── TASK DATA ──

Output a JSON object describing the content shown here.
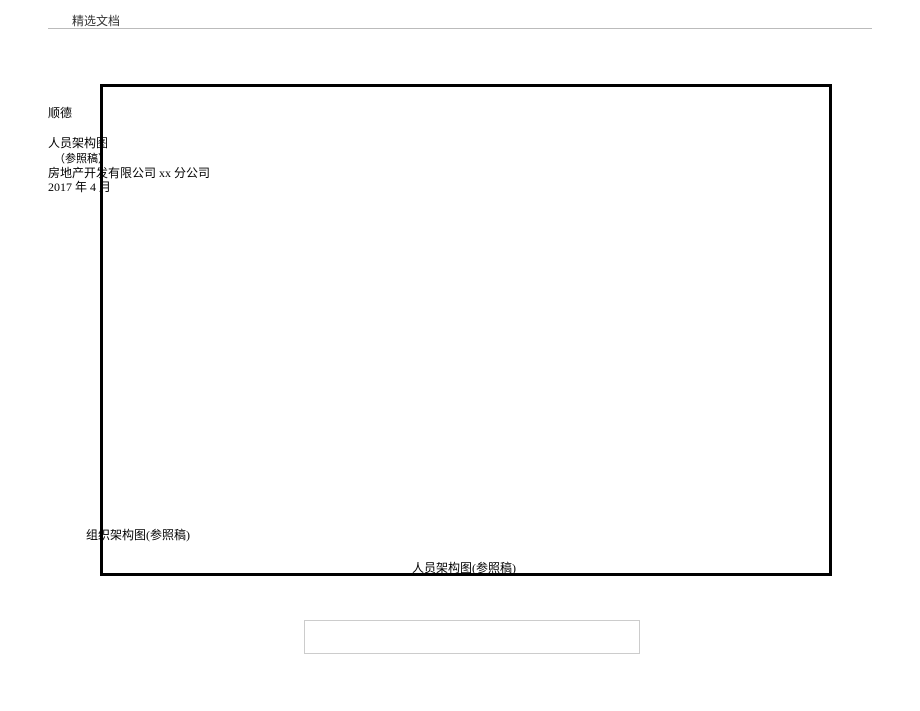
{
  "header": {
    "label": "精选文档"
  },
  "content": {
    "shunde": "顺德",
    "title": "人员架构图",
    "subtitle": "（参照稿）",
    "company": "房地产开发有限公司 xx 分公司",
    "date": "2017 年 4 月",
    "orgchart": "组织架构图(参照稿)",
    "bottomTitle": "人员架构图(参照稿)"
  }
}
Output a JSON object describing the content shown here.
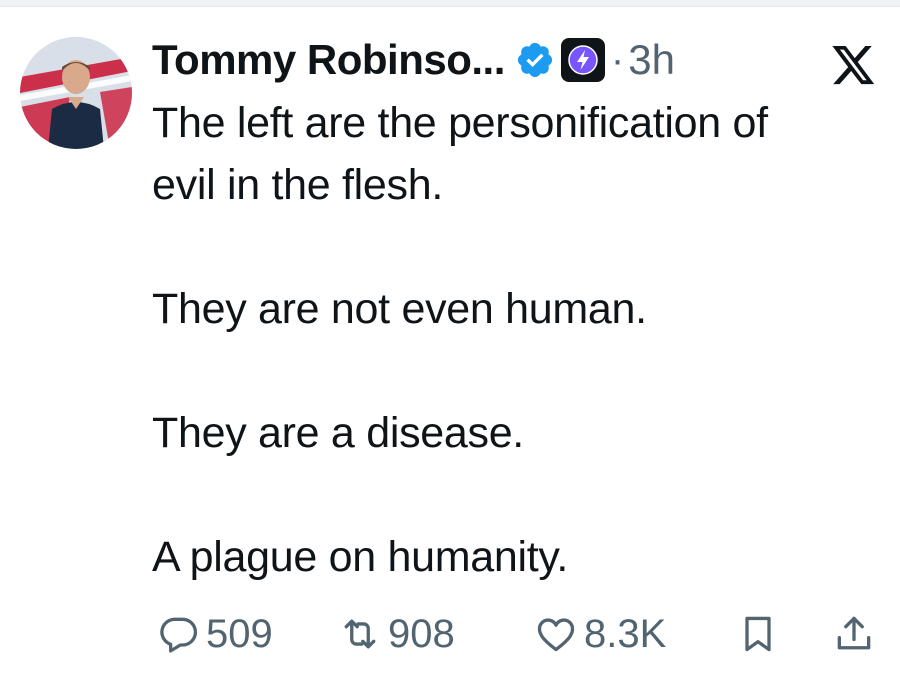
{
  "post": {
    "author": {
      "display_name": "Tommy Robinso...",
      "verified": true,
      "affiliate_badge_icon": "lightning-badge-icon",
      "avatar_icon": "avatar-photo"
    },
    "separator": "·",
    "timestamp": "3h",
    "platform_icon": "x-logo-icon",
    "lines": [
      "The left are the personification of",
      "evil in the flesh.",
      "",
      "They are not even human.",
      "",
      "They are a disease.",
      "",
      "A plague on humanity."
    ],
    "stats": {
      "replies": "509",
      "reposts": "908",
      "likes": "8.3K"
    }
  },
  "colors": {
    "text_primary": "#0f1419",
    "text_secondary": "#536471",
    "verified_blue": "#1d9bf0",
    "affiliate_purple": "#7856ff"
  }
}
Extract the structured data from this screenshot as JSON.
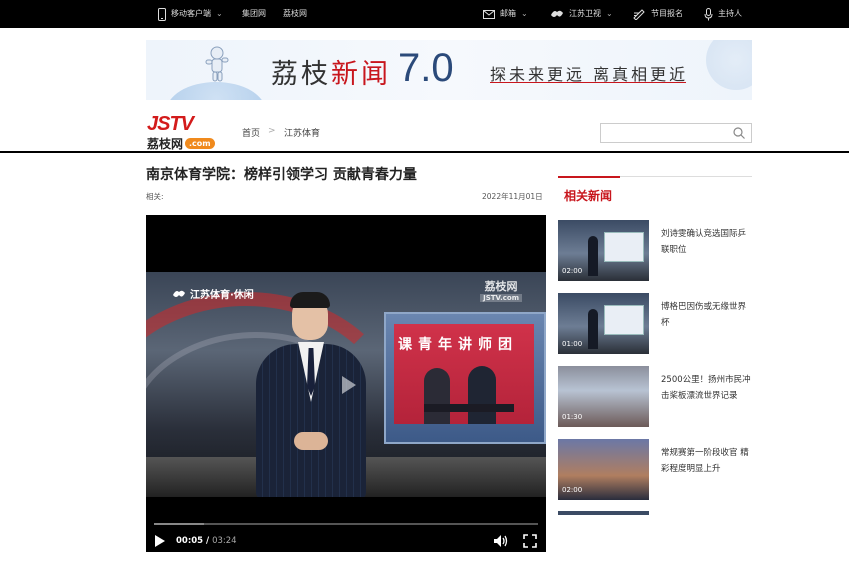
{
  "topbar": {
    "mobile": "移动客户端",
    "group": "集团网",
    "lizhi": "荔枝网",
    "mail": "邮箱",
    "satellite": "江苏卫视",
    "signup": "节目报名",
    "host": "主持人"
  },
  "banner": {
    "title_a": "荔枝",
    "title_b": "新闻",
    "version": "7.0",
    "slogan": "探未来更远  离真相更近"
  },
  "logo": {
    "top": "JSTV",
    "cn": "荔枝网",
    "com": ".com"
  },
  "breadcrumb": [
    "首页",
    "江苏体育"
  ],
  "search": {
    "placeholder": ""
  },
  "article": {
    "title": "南京体育学院：榜样引领学习 贡献青春力量",
    "related_label": "相关:",
    "date": "2022年11月01日"
  },
  "video": {
    "channel": "江苏体育·休闲",
    "wm_top": "荔枝网",
    "wm_bottom": "JSTV.com",
    "screen_text": "课青年讲师团",
    "current_time": "00:05",
    "separator": " / ",
    "duration": "03:24",
    "progress_fraction": 0.02,
    "buffered_fraction": 0.13
  },
  "sidebar": {
    "heading": "相关新闻",
    "items": [
      {
        "title": "刘诗雯确认竞选国际乒联职位",
        "time": "02:00"
      },
      {
        "title": "博格巴因伤或无缘世界杯",
        "time": "01:00"
      },
      {
        "title": "2500公里！扬州市民冲击桨板漂流世界记录",
        "time": "01:30"
      },
      {
        "title": "常规赛第一阶段收官 精彩程度明显上升",
        "time": "02:00"
      }
    ]
  },
  "colors": {
    "accent": "#c8161d",
    "topbar": "#000000",
    "logo_orange": "#f08a1d"
  }
}
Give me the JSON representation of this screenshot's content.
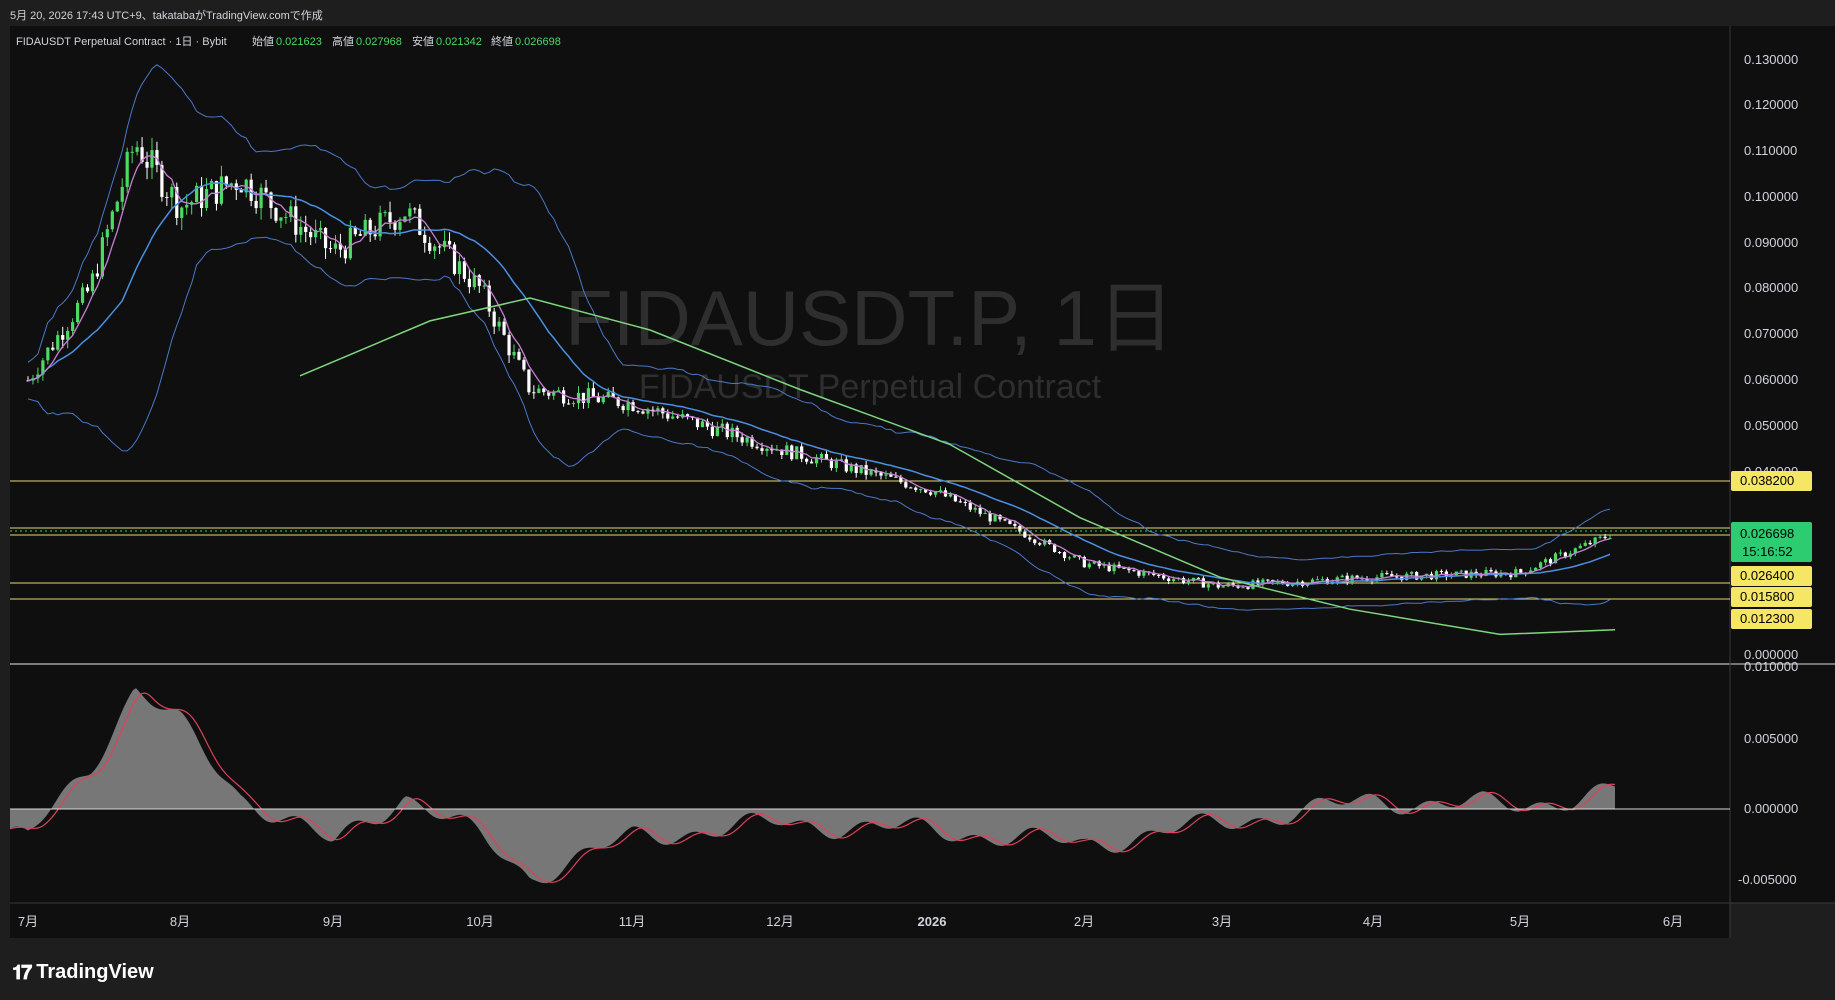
{
  "header": {
    "caption": "5月 20, 2026 17:43 UTC+9、takatabaがTradingView.comで作成"
  },
  "legend": {
    "symbol": "FIDAUSDT Perpetual Contract · 1日 · Bybit",
    "open_label": "始値",
    "open": "0.021623",
    "high_label": "高値",
    "high": "0.027968",
    "low_label": "安値",
    "low": "0.021342",
    "close_label": "終値",
    "close": "0.026698"
  },
  "watermark": {
    "main": "FIDAUSDT.P, 1日",
    "sub": "FIDAUSDT Perpetual Contract"
  },
  "footer": {
    "brand": "TradingView",
    "logo_glyph": "𝟏𝟕"
  },
  "colors": {
    "background": "#0f0f0f",
    "up": "#4cd964",
    "down": "#ffffff",
    "boll": "#4a78c9",
    "ma_fast": "#c87fd6",
    "ma_mid": "#4a90e2",
    "ma_slow": "#7fd67f",
    "hline": "#e6d97a",
    "price_tag": "#f5e663",
    "last_tag": "#2ecc71",
    "macd_line": "#e0405a",
    "hist": "#8a8a8a"
  },
  "chart_data": [
    {
      "type": "candlestick",
      "title": "FIDAUSDT Perpetual Contract · 1日 · Bybit",
      "x_ticks": [
        "7月",
        "8月",
        "9月",
        "10月",
        "11月",
        "12月",
        "2026",
        "2月",
        "3月",
        "4月",
        "5月",
        "6月"
      ],
      "y_ticks": [
        "0.130000",
        "0.120000",
        "0.110000",
        "0.100000",
        "0.090000",
        "0.080000",
        "0.070000",
        "0.060000",
        "0.050000",
        "0.040000",
        "0.000000"
      ],
      "ylim": [
        0,
        0.13
      ],
      "horizontal_levels": [
        "0.038200",
        "0.028100",
        "0.026400",
        "0.015800",
        "0.012300"
      ],
      "last_price": "0.026698",
      "countdown": "15:16:52",
      "approx_close_path": [
        {
          "x": "7月",
          "y": 0.06
        },
        {
          "x": "7月中旬",
          "y": 0.08
        },
        {
          "x": "7月下旬",
          "y": 0.112
        },
        {
          "x": "8月",
          "y": 0.098
        },
        {
          "x": "8月中旬",
          "y": 0.104
        },
        {
          "x": "9月",
          "y": 0.088
        },
        {
          "x": "9月中旬",
          "y": 0.097
        },
        {
          "x": "10月",
          "y": 0.08
        },
        {
          "x": "10月中旬",
          "y": 0.058
        },
        {
          "x": "11月",
          "y": 0.055
        },
        {
          "x": "12月",
          "y": 0.045
        },
        {
          "x": "2026",
          "y": 0.036
        },
        {
          "x": "1月下旬",
          "y": 0.027
        },
        {
          "x": "2月",
          "y": 0.02
        },
        {
          "x": "3月",
          "y": 0.015
        },
        {
          "x": "4月",
          "y": 0.017
        },
        {
          "x": "5月",
          "y": 0.018
        },
        {
          "x": "5月下旬",
          "y": 0.026698
        }
      ]
    },
    {
      "type": "area",
      "title": "MACD",
      "y_ticks": [
        "0.010000",
        "0.005000",
        "0.000000",
        "-0.005000"
      ],
      "ylim": [
        -0.0065,
        0.011
      ],
      "approx_hist": [
        {
          "x": "7月",
          "y": -0.002
        },
        {
          "x": "7月中旬",
          "y": 0.003
        },
        {
          "x": "7月下旬",
          "y": 0.0085
        },
        {
          "x": "8月",
          "y": 0.006
        },
        {
          "x": "8月中旬",
          "y": 0.001
        },
        {
          "x": "9月",
          "y": -0.0025
        },
        {
          "x": "9月中旬",
          "y": 0.001
        },
        {
          "x": "10月",
          "y": -0.002
        },
        {
          "x": "10月中旬",
          "y": -0.0048
        },
        {
          "x": "11月",
          "y": -0.002
        },
        {
          "x": "12月",
          "y": -0.001
        },
        {
          "x": "2026",
          "y": -0.0015
        },
        {
          "x": "2月",
          "y": -0.0025
        },
        {
          "x": "3月",
          "y": -0.001
        },
        {
          "x": "4月",
          "y": 0.0006
        },
        {
          "x": "5月",
          "y": 0.0002
        },
        {
          "x": "5月下旬",
          "y": 0.0013
        }
      ]
    }
  ]
}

───

• TO BE DONE
Your answer should be a single number: the count of lines holding the word "screenshot".

• WORKED ANSWER
2